Dataset records
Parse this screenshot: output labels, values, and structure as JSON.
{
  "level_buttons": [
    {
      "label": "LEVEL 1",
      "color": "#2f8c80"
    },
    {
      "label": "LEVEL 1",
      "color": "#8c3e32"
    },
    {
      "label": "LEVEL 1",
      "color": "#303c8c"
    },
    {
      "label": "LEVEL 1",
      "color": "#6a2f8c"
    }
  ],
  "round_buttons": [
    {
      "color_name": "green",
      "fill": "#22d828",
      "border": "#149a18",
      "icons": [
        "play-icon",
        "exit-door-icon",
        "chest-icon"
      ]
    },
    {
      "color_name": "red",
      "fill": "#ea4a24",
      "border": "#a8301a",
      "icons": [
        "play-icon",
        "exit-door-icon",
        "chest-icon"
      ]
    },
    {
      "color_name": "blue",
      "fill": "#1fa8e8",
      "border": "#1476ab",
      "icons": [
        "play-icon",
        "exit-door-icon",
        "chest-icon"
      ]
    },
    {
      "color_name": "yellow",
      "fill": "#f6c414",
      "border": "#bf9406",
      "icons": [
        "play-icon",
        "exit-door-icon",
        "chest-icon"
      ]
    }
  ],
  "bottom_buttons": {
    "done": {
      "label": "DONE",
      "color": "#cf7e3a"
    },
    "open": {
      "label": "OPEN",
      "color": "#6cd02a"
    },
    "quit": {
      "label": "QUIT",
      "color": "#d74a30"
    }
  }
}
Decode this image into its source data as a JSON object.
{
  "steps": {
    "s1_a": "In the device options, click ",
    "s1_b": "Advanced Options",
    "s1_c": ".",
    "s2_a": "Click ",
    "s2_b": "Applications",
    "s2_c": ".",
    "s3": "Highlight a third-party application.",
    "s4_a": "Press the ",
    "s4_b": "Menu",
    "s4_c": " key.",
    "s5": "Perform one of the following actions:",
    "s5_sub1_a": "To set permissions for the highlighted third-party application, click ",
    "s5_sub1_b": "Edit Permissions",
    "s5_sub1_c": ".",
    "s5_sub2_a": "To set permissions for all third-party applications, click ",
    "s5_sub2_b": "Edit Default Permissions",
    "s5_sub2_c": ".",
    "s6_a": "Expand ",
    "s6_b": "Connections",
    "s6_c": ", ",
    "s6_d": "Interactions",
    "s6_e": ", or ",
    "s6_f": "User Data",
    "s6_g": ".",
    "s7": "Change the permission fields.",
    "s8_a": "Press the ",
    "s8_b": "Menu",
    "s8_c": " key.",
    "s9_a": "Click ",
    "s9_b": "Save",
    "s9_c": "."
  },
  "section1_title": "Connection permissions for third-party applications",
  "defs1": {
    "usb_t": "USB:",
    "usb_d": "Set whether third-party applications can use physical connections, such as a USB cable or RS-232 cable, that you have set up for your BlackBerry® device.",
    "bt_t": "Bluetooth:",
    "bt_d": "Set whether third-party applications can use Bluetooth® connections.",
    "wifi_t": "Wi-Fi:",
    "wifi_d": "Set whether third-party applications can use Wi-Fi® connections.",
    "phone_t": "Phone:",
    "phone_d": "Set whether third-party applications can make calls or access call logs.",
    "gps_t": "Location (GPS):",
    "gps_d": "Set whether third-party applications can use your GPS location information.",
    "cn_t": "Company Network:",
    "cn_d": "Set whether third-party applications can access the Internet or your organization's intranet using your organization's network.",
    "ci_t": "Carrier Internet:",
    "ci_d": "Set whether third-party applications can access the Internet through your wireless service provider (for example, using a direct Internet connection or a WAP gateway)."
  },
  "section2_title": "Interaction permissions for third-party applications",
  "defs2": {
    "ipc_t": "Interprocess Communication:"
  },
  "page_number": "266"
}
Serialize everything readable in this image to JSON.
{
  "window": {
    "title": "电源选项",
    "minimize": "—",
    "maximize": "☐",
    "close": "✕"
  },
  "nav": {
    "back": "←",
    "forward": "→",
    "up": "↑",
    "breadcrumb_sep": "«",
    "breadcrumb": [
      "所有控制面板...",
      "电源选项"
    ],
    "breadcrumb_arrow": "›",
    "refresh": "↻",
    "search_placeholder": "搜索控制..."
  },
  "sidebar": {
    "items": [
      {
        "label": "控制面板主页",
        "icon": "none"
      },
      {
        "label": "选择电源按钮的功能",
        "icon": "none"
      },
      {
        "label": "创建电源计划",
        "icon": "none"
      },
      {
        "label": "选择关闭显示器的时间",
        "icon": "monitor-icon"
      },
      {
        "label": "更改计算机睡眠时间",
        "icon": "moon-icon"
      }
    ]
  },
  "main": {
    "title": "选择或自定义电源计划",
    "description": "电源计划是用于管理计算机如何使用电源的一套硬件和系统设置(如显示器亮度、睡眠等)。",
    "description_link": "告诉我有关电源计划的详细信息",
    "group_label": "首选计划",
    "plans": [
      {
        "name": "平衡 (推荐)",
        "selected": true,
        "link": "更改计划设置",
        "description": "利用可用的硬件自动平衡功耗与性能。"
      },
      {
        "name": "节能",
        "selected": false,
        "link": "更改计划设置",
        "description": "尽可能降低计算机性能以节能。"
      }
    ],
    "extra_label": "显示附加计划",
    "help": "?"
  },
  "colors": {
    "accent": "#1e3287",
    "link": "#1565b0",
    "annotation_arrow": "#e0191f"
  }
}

● Work to complete:
Identify each line in the records above that contains the word "device", and copy it out in full.

● Answer to the problem:
    "s1_a": "In the device options, click ",
    "usb_d": "Set whether third-party applications can use physical connections, such as a USB cable or RS-232 cable, that you have set up for your BlackBerry® device.",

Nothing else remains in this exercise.